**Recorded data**
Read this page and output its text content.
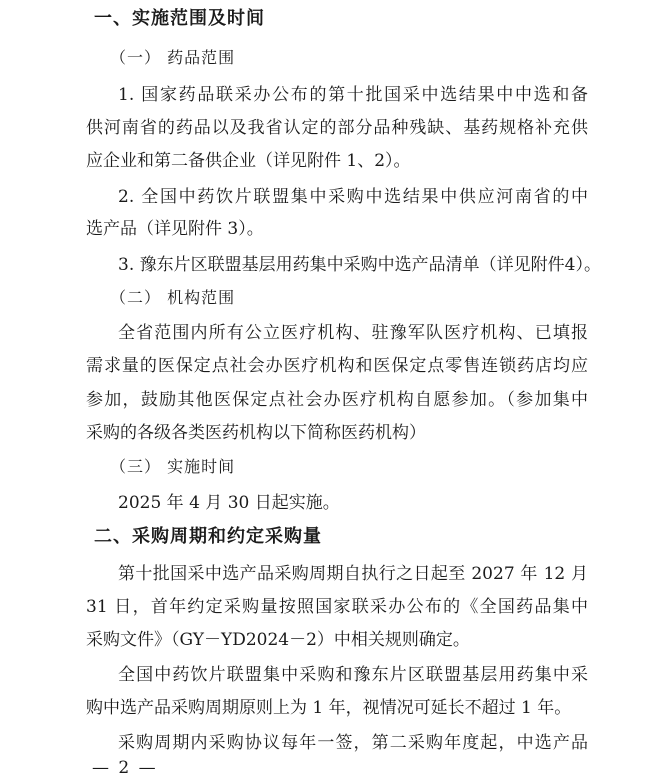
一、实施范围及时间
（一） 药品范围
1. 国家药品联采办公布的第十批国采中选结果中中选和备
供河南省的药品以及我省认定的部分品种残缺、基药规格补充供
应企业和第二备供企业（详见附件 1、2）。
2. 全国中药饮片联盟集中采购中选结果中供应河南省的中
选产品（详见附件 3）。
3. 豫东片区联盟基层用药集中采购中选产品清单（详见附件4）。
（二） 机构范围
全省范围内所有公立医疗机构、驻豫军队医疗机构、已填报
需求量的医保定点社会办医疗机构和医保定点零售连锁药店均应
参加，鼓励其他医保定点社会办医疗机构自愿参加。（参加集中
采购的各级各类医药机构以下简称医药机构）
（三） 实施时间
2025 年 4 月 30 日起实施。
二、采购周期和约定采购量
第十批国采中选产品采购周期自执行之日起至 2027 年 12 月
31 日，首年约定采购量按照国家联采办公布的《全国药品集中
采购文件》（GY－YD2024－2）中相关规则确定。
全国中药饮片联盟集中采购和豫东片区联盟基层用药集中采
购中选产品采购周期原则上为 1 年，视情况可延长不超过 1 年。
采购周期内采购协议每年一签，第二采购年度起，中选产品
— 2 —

**TASK DIRECTIONS**
Copy the material above in full and exactly, skipping pictures.

**ANSWER TO THIS PROBLEM**
Read this page and output its text content.
一、实施范围及时间
（一） 药品范围
1. 国家药品联采办公布的第十批国采中选结果中中选和备
供河南省的药品以及我省认定的部分品种残缺、基药规格补充供
应企业和第二备供企业（详见附件 1、2）。
2. 全国中药饮片联盟集中采购中选结果中供应河南省的中
选产品（详见附件 3）。
3. 豫东片区联盟基层用药集中采购中选产品清单（详见附件4）。
（二） 机构范围
全省范围内所有公立医疗机构、驻豫军队医疗机构、已填报
需求量的医保定点社会办医疗机构和医保定点零售连锁药店均应
参加，鼓励其他医保定点社会办医疗机构自愿参加。（参加集中
采购的各级各类医药机构以下简称医药机构）
（三） 实施时间
2025 年 4 月 30 日起实施。
二、采购周期和约定采购量
第十批国采中选产品采购周期自执行之日起至 2027 年 12 月
31 日，首年约定采购量按照国家联采办公布的《全国药品集中
采购文件》（GY－YD2024－2）中相关规则确定。
全国中药饮片联盟集中采购和豫东片区联盟基层用药集中采
购中选产品采购周期原则上为 1 年，视情况可延长不超过 1 年。
采购周期内采购协议每年一签，第二采购年度起，中选产品
— 2 —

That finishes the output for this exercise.